■ AIM:
Examine the entries and show every line in which the word "FCST" is found.

*** RECORDS FOR THIS TASK

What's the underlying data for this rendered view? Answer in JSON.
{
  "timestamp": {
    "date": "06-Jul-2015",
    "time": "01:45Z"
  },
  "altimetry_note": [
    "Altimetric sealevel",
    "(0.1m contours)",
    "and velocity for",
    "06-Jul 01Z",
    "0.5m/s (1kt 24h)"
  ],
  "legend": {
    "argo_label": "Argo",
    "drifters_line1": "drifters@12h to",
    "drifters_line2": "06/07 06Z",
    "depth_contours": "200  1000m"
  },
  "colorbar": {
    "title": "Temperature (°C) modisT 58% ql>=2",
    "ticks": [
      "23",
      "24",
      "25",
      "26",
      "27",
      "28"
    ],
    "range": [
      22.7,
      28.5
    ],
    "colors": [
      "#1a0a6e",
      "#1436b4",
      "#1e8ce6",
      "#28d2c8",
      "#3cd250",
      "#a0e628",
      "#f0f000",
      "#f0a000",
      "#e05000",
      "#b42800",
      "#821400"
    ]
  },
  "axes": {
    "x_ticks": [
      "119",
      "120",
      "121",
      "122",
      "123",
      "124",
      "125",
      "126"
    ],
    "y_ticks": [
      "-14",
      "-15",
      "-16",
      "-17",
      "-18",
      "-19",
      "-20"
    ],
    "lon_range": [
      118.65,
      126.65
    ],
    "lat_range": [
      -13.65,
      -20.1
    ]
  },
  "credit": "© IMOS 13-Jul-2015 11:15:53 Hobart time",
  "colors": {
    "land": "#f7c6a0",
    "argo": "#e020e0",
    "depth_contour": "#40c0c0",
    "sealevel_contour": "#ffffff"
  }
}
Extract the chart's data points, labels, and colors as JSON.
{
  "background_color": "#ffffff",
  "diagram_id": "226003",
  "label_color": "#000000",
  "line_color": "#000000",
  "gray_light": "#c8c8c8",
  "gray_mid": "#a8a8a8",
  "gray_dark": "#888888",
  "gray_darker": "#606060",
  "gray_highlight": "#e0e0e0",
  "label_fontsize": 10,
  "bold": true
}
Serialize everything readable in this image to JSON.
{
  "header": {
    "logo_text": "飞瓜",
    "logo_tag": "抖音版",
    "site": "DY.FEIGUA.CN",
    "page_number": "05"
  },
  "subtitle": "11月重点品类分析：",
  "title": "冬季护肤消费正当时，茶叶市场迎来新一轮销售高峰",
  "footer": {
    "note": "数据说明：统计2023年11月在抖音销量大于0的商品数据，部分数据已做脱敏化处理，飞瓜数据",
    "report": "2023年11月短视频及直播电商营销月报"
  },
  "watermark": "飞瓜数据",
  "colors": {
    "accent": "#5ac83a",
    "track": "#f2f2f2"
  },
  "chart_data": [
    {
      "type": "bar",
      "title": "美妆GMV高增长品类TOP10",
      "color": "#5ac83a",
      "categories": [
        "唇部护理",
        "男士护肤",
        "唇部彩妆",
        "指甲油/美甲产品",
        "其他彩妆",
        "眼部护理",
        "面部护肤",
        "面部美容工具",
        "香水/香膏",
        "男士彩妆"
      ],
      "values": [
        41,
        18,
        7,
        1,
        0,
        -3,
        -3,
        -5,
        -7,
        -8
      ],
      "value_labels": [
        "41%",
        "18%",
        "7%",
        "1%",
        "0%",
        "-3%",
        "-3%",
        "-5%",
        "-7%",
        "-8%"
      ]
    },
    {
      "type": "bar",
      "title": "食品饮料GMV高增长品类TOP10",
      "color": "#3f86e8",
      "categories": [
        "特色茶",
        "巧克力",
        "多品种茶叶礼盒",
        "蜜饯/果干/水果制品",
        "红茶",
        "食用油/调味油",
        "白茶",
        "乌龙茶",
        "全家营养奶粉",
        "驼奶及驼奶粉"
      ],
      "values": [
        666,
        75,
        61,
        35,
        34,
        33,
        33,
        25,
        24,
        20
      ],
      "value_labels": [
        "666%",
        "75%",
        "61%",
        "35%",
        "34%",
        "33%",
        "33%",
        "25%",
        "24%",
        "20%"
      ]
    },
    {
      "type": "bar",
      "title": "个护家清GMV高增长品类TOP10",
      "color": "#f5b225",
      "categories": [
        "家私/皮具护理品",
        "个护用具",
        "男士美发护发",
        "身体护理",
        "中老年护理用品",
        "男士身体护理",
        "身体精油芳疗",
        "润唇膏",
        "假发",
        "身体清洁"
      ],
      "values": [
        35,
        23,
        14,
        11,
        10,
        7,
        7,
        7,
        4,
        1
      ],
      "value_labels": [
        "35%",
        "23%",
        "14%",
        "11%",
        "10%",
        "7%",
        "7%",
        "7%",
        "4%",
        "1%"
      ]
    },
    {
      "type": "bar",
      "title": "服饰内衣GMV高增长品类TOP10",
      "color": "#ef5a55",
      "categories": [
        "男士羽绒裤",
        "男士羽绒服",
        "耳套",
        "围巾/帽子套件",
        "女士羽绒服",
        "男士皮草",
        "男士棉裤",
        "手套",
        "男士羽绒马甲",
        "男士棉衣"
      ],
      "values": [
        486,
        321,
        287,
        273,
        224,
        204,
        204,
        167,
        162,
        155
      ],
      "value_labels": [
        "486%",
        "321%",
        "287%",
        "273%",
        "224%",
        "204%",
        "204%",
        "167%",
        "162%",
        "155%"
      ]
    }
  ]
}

******
*** RECORDS FOR THIS TASK

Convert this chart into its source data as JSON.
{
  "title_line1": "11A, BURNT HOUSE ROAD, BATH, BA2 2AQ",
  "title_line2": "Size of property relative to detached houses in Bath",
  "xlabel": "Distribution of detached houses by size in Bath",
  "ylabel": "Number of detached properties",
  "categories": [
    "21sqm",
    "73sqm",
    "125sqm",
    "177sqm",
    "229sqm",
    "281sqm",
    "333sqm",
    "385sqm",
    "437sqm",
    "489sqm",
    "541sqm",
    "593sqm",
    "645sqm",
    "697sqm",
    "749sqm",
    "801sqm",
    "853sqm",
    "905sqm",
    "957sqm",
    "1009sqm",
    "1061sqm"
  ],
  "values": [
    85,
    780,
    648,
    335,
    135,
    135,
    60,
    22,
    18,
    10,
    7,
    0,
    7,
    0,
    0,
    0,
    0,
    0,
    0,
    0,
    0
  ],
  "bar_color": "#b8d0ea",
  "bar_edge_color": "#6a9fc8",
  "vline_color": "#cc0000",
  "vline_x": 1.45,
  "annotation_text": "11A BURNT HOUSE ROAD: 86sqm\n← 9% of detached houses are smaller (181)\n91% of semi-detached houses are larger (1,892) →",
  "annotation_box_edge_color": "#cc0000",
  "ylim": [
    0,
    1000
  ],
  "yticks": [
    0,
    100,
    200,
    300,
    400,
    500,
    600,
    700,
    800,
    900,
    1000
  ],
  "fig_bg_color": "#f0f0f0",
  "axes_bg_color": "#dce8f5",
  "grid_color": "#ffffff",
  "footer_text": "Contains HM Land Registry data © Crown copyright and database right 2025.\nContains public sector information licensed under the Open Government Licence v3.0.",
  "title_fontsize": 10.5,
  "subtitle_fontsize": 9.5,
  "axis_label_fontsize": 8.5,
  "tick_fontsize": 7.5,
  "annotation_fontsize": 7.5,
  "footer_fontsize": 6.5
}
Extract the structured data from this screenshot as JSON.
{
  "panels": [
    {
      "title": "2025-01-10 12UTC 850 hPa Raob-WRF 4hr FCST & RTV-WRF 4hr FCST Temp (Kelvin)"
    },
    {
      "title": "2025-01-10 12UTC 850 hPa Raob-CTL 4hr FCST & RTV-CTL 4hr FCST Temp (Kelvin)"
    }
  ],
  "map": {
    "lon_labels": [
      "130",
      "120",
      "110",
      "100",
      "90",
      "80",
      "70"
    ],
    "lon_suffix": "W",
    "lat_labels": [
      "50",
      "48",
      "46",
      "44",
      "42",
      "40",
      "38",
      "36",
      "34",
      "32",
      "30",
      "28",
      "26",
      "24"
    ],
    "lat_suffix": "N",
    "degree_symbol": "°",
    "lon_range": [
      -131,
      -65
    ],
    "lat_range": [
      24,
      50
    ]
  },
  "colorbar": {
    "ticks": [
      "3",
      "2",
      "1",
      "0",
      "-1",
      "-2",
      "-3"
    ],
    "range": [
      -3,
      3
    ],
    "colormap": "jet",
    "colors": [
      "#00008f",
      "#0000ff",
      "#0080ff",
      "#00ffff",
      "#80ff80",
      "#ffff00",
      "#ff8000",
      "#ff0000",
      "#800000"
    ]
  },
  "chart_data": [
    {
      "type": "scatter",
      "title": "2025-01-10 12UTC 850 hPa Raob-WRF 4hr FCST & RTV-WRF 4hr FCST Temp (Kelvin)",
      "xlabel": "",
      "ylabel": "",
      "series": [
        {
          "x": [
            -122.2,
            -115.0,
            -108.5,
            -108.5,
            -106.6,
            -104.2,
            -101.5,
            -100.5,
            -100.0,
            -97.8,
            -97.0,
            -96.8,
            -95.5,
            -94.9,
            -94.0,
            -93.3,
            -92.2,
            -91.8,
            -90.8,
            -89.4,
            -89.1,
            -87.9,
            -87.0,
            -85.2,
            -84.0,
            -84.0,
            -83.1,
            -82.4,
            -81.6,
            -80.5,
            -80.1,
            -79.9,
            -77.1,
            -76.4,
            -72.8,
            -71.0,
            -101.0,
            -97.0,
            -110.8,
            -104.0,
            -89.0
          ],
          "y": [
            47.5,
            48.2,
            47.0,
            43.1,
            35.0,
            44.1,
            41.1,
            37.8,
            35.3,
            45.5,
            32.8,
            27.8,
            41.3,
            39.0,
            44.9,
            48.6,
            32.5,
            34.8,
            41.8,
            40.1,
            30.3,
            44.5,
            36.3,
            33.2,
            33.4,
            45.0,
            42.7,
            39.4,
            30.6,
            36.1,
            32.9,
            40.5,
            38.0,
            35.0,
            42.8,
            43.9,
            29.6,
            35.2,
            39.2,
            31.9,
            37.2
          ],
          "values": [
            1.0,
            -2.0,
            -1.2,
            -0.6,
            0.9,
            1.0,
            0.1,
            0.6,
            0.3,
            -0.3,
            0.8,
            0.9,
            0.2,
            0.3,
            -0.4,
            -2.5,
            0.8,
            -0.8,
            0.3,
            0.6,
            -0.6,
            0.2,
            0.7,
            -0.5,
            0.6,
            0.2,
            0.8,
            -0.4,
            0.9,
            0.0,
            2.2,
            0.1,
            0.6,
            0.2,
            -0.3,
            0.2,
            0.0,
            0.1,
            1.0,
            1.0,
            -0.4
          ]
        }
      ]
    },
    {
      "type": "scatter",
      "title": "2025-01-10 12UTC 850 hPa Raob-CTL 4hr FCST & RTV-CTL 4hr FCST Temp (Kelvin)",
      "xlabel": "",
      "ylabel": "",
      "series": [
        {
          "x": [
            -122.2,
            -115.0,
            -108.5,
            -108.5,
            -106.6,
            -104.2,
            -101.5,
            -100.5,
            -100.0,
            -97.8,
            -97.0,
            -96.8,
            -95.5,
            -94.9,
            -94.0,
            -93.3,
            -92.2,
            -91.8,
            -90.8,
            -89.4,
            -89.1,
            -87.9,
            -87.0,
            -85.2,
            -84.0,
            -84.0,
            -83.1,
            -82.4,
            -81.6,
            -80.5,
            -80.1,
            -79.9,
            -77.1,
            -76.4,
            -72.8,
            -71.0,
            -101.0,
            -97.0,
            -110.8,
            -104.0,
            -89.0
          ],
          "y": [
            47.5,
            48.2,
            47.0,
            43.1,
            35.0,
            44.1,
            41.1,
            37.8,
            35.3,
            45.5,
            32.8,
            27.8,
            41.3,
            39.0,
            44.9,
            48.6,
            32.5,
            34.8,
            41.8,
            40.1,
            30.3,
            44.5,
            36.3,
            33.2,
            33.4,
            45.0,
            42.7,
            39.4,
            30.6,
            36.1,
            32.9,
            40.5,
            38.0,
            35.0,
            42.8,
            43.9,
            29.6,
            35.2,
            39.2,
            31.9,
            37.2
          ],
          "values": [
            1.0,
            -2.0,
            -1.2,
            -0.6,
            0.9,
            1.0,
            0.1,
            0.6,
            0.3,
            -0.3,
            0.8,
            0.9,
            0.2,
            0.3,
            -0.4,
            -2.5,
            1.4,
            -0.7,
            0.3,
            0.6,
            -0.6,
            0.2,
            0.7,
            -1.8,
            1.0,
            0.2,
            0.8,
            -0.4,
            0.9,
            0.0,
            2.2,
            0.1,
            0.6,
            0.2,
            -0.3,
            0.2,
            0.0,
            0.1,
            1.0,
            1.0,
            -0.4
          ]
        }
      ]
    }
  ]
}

******
*** RECORDS FOR THIS TASK

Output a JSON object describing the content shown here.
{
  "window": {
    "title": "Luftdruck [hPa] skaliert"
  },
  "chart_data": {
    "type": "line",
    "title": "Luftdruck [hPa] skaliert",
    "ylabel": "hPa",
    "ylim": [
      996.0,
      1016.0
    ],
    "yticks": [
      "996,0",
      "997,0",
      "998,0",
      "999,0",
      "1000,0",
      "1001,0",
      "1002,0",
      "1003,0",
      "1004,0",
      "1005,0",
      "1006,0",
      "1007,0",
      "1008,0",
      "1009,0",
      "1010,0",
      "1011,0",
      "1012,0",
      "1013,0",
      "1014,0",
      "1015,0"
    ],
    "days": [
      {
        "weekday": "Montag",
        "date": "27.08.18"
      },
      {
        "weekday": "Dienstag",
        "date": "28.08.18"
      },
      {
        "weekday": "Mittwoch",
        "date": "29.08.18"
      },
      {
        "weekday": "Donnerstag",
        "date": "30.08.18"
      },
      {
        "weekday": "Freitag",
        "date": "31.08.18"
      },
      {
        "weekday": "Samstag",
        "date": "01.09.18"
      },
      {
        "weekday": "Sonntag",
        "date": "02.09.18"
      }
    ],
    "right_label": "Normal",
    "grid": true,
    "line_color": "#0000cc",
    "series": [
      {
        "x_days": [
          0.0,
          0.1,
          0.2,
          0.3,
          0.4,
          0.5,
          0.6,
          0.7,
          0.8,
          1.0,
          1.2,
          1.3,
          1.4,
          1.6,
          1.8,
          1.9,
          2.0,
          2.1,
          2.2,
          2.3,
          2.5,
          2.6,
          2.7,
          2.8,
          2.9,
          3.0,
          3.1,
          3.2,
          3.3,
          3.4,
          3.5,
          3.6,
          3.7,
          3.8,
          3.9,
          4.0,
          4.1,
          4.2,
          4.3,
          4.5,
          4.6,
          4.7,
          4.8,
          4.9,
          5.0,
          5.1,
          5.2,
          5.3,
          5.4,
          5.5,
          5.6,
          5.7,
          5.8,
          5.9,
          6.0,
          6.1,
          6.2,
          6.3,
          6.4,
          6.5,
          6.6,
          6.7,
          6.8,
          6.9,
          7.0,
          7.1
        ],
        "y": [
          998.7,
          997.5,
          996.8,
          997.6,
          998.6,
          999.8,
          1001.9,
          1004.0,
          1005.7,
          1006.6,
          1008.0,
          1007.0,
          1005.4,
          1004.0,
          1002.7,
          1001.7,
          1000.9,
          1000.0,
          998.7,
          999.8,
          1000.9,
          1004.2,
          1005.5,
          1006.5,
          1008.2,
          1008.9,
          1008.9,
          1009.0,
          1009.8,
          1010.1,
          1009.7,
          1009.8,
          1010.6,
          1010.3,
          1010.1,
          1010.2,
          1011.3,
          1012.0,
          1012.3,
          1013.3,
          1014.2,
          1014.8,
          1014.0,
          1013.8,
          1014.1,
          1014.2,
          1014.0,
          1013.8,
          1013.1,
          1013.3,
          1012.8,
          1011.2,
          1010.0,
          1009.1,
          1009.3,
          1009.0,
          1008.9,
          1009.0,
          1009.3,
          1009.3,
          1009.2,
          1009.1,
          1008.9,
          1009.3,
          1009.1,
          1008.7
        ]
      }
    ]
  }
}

******

■ EXERCISE OUTPUT:
      "title": "2025-01-10 12UTC 850 hPa Raob-WRF 4hr FCST & RTV-WRF 4hr FCST Temp (Kelvin)"
      "title": "2025-01-10 12UTC 850 hPa Raob-CTL 4hr FCST & RTV-CTL 4hr FCST Temp (Kelvin)"
      "title": "2025-01-10 12UTC 850 hPa Raob-WRF 4hr FCST & RTV-WRF 4hr FCST Temp (Kelvin)",
      "title": "2025-01-10 12UTC 850 hPa Raob-CTL 4hr FCST & RTV-CTL 4hr FCST Temp (Kelvin)",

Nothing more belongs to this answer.